▶ **Task objective**
Please rewrite each of the items below, changing "data-label" to "value-label" wherever it occurs and keeping everything else the same. Leave the pictures out.

▶ **Supplied material**
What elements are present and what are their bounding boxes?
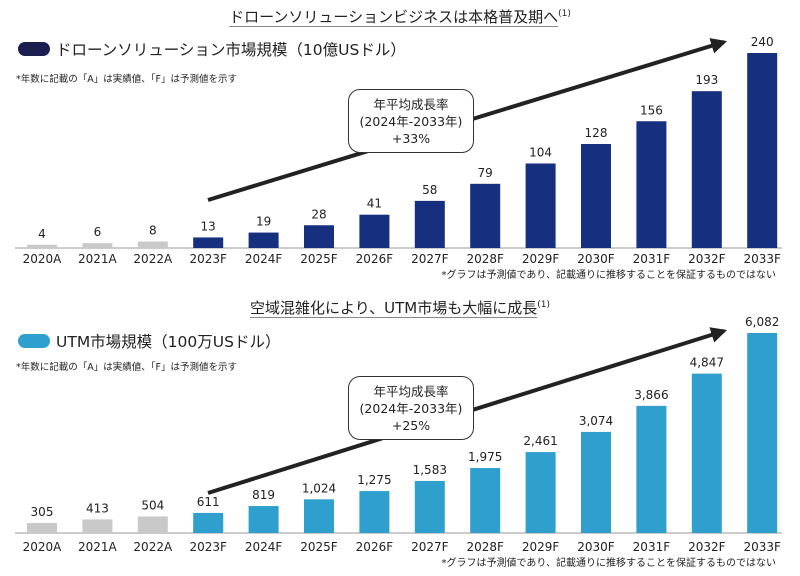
bar-2020A xyxy=(27,522,57,533)
bar-2030F xyxy=(581,431,611,533)
chart1-legend: ドローンソリューション市場規模（10億USドル） xyxy=(18,38,406,60)
x-tick-label: 2033F xyxy=(743,252,781,266)
bar-2020A xyxy=(27,244,57,248)
x-tick-label: 2032F xyxy=(688,252,726,266)
bar-2027F xyxy=(414,480,445,533)
x-tick-label: 2027F xyxy=(411,252,449,266)
bar-2029F xyxy=(525,452,556,533)
data-label: 1,024 xyxy=(302,481,336,495)
chart2-cagr-callout: 年平均成長率 (2024年-2033年) +25% xyxy=(348,376,474,440)
x-tick-label: 2024F xyxy=(245,252,283,266)
bar-2026F xyxy=(359,491,390,533)
data-label: 1,275 xyxy=(357,473,391,487)
bar-2031F xyxy=(636,405,667,533)
x-tick-label: 2033F xyxy=(743,540,781,554)
bar-2022A xyxy=(137,241,168,248)
x-tick-label: 2032F xyxy=(688,540,726,554)
chart2-note: *年数に記載の「A」は実績値、「F」は予測値を示す xyxy=(16,362,237,373)
bar-2033F xyxy=(747,333,778,533)
legend-swatch xyxy=(18,334,50,348)
data-label: 504 xyxy=(141,498,164,512)
x-tick-label: 2025F xyxy=(300,540,338,554)
data-label: 58 xyxy=(422,183,437,197)
data-label: 79 xyxy=(478,166,493,180)
x-tick-label: 2026F xyxy=(356,540,394,554)
x-tick-label: 2029F xyxy=(522,252,560,266)
chart1-footnote: *グラフは予測値であり、記載通りに推移することを保証するものではない xyxy=(441,270,777,281)
data-label: 4 xyxy=(38,227,46,241)
x-tick-label: 2020A xyxy=(23,252,63,266)
data-label: 1,975 xyxy=(468,450,502,464)
bar-2022A xyxy=(137,516,168,533)
bar-2031F xyxy=(636,121,667,248)
x-tick-label: 2028F xyxy=(466,540,504,554)
bar-2029F xyxy=(525,163,556,248)
data-label: 819 xyxy=(252,488,275,502)
data-label: 305 xyxy=(31,505,54,519)
bar-2025F xyxy=(304,499,334,533)
bar-2024F xyxy=(248,232,279,248)
data-label: 2,461 xyxy=(523,434,557,448)
data-label: 104 xyxy=(529,146,552,160)
bar-2032F xyxy=(691,91,722,248)
x-tick-label: 2023F xyxy=(189,252,227,266)
data-label: 3,074 xyxy=(579,414,613,428)
x-tick-label: 2024F xyxy=(245,540,283,554)
data-label: 1,583 xyxy=(413,463,447,477)
chart2-footnote: *グラフは予測値であり、記載通りに推移することを保証するものではない xyxy=(441,558,777,569)
data-label: 413 xyxy=(86,501,109,515)
chart1-note: *年数に記載の「A」は実績値、「F」は予測値を示す xyxy=(16,74,237,85)
data-label: 4,847 xyxy=(690,356,724,370)
chart1-cagr-callout: 年平均成長率 (2024年-2033年) +33% xyxy=(348,89,474,153)
chart1-title: ドローンソリューションビジネスは本格普及期へ(1) xyxy=(229,8,571,26)
data-label: 193 xyxy=(695,73,718,87)
x-tick-label: 2022A xyxy=(133,540,173,554)
chart2-title: 空域混雑化により、UTM市場も大幅に成長(1) xyxy=(250,299,550,317)
data-label: 8 xyxy=(149,224,157,238)
x-tick-label: 2030F xyxy=(577,540,615,554)
x-tick-label: 2031F xyxy=(633,252,671,266)
x-tick-label: 2026F xyxy=(356,252,394,266)
x-tick-label: 2028F xyxy=(466,252,504,266)
data-label: 3,866 xyxy=(634,388,668,402)
data-label: 41 xyxy=(367,197,382,211)
x-tick-label: 2027F xyxy=(411,540,449,554)
bar-2023F xyxy=(193,237,224,248)
x-tick-label: 2023F xyxy=(189,540,227,554)
bar-2027F xyxy=(414,200,445,248)
chart2-legend: UTM市場規模（100万USドル） xyxy=(18,330,280,352)
x-tick-label: 2031F xyxy=(633,540,671,554)
bar-2032F xyxy=(691,373,722,533)
data-label: 28 xyxy=(311,207,326,221)
bar-2033F xyxy=(747,53,778,248)
x-tick-label: 2021A xyxy=(78,540,118,554)
bar-2021A xyxy=(82,519,113,533)
bar-2028F xyxy=(470,468,501,533)
bar-2026F xyxy=(359,214,390,248)
legend-swatch xyxy=(18,42,50,56)
bar-2028F xyxy=(470,183,501,248)
x-tick-label: 2022A xyxy=(133,252,173,266)
x-tick-label: 2030F xyxy=(577,252,615,266)
x-tick-label: 2029F xyxy=(522,540,560,554)
data-label: 128 xyxy=(585,126,608,140)
bar-2023F xyxy=(193,512,224,533)
bar-2025F xyxy=(304,225,334,248)
data-label: 611 xyxy=(197,495,220,509)
data-label: 6 xyxy=(94,225,102,239)
x-tick-label: 2021A xyxy=(78,252,118,266)
data-label: 19 xyxy=(256,215,271,229)
data-label: 156 xyxy=(640,103,663,117)
data-label: 13 xyxy=(201,219,216,233)
bar-2021A xyxy=(82,243,113,248)
data-label: 6,082 xyxy=(745,315,779,329)
bar-2024F xyxy=(248,506,279,533)
x-tick-label: 2020A xyxy=(23,540,63,554)
bar-2030F xyxy=(581,144,611,248)
data-label: 240 xyxy=(751,35,774,49)
x-tick-label: 2025F xyxy=(300,252,338,266)
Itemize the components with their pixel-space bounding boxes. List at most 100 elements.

▶ **Exercise result**
What elements are present and what are their bounding boxes?
bar-2020A xyxy=(27,522,57,533)
bar-2030F xyxy=(581,431,611,533)
chart1-legend: ドローンソリューション市場規模（10億USドル） xyxy=(18,38,406,60)
x-tick-label: 2033F xyxy=(743,252,781,266)
bar-2020A xyxy=(27,244,57,248)
x-tick-label: 2032F xyxy=(688,252,726,266)
bar-2027F xyxy=(414,480,445,533)
x-tick-label: 2027F xyxy=(411,252,449,266)
bar-2029F xyxy=(525,452,556,533)
value-label: 1,024 xyxy=(302,481,336,495)
chart2-cagr-callout: 年平均成長率 (2024年-2033年) +25% xyxy=(348,376,474,440)
x-tick-label: 2024F xyxy=(245,252,283,266)
bar-2026F xyxy=(359,491,390,533)
value-label: 1,275 xyxy=(357,473,391,487)
bar-2031F xyxy=(636,405,667,533)
x-tick-label: 2033F xyxy=(743,540,781,554)
bar-2022A xyxy=(137,241,168,248)
x-tick-label: 2032F xyxy=(688,540,726,554)
chart2-note: *年数に記載の「A」は実績値、「F」は予測値を示す xyxy=(16,362,237,373)
bar-2033F xyxy=(747,333,778,533)
legend-swatch xyxy=(18,334,50,348)
value-label: 504 xyxy=(141,498,164,512)
x-tick-label: 2025F xyxy=(300,540,338,554)
value-label: 58 xyxy=(422,183,437,197)
value-label: 79 xyxy=(478,166,493,180)
x-tick-label: 2026F xyxy=(356,540,394,554)
x-tick-label: 2029F xyxy=(522,252,560,266)
chart1-footnote: *グラフは予測値であり、記載通りに推移することを保証するものではない xyxy=(441,270,777,281)
value-label: 4 xyxy=(38,227,46,241)
x-tick-label: 2020A xyxy=(23,252,63,266)
value-label: 1,975 xyxy=(468,450,502,464)
bar-2022A xyxy=(137,516,168,533)
bar-2031F xyxy=(636,121,667,248)
x-tick-label: 2028F xyxy=(466,540,504,554)
bar-2029F xyxy=(525,163,556,248)
value-label: 819 xyxy=(252,488,275,502)
value-label: 305 xyxy=(31,505,54,519)
bar-2025F xyxy=(304,499,334,533)
bar-2024F xyxy=(248,232,279,248)
value-label: 2,461 xyxy=(523,434,557,448)
value-label: 104 xyxy=(529,146,552,160)
bar-2032F xyxy=(691,91,722,248)
x-tick-label: 2023F xyxy=(189,252,227,266)
value-label: 3,074 xyxy=(579,414,613,428)
x-tick-label: 2024F xyxy=(245,540,283,554)
value-label: 1,583 xyxy=(413,463,447,477)
chart2-footnote: *グラフは予測値であり、記載通りに推移することを保証するものではない xyxy=(441,558,777,569)
value-label: 413 xyxy=(86,501,109,515)
chart1-note: *年数に記載の「A」は実績値、「F」は予測値を示す xyxy=(16,74,237,85)
value-label: 4,847 xyxy=(690,356,724,370)
chart1-cagr-callout: 年平均成長率 (2024年-2033年) +33% xyxy=(348,89,474,153)
chart1-title: ドローンソリューションビジネスは本格普及期へ(1) xyxy=(229,8,571,26)
value-label: 193 xyxy=(695,73,718,87)
x-tick-label: 2022A xyxy=(133,540,173,554)
chart2-title: 空域混雑化により、UTM市場も大幅に成長(1) xyxy=(250,299,550,317)
value-label: 8 xyxy=(149,224,157,238)
x-tick-label: 2030F xyxy=(577,540,615,554)
x-tick-label: 2031F xyxy=(633,252,671,266)
x-tick-label: 2026F xyxy=(356,252,394,266)
x-tick-label: 2028F xyxy=(466,252,504,266)
value-label: 3,866 xyxy=(634,388,668,402)
value-label: 41 xyxy=(367,197,382,211)
x-tick-label: 2027F xyxy=(411,540,449,554)
bar-2023F xyxy=(193,237,224,248)
x-tick-label: 2023F xyxy=(189,540,227,554)
bar-2027F xyxy=(414,200,445,248)
chart2-legend: UTM市場規模（100万USドル） xyxy=(18,330,280,352)
x-tick-label: 2031F xyxy=(633,540,671,554)
bar-2032F xyxy=(691,373,722,533)
value-label: 28 xyxy=(311,207,326,221)
bar-2033F xyxy=(747,53,778,248)
x-tick-label: 2021A xyxy=(78,540,118,554)
bar-2021A xyxy=(82,519,113,533)
bar-2028F xyxy=(470,468,501,533)
bar-2026F xyxy=(359,214,390,248)
legend-swatch xyxy=(18,42,50,56)
bar-2028F xyxy=(470,183,501,248)
x-tick-label: 2022A xyxy=(133,252,173,266)
x-tick-label: 2030F xyxy=(577,252,615,266)
x-tick-label: 2029F xyxy=(522,540,560,554)
value-label: 128 xyxy=(585,126,608,140)
bar-2023F xyxy=(193,512,224,533)
bar-2025F xyxy=(304,225,334,248)
value-label: 611 xyxy=(197,495,220,509)
value-label: 6 xyxy=(94,225,102,239)
x-tick-label: 2021A xyxy=(78,252,118,266)
value-label: 19 xyxy=(256,215,271,229)
value-label: 156 xyxy=(640,103,663,117)
value-label: 13 xyxy=(201,219,216,233)
bar-2021A xyxy=(82,243,113,248)
value-label: 6,082 xyxy=(745,315,779,329)
bar-2024F xyxy=(248,506,279,533)
x-tick-label: 2020A xyxy=(23,540,63,554)
bar-2030F xyxy=(581,144,611,248)
value-label: 240 xyxy=(751,35,774,49)
x-tick-label: 2025F xyxy=(300,252,338,266)
Itemize the components with their pixel-space bounding boxes. List at most 100 elements.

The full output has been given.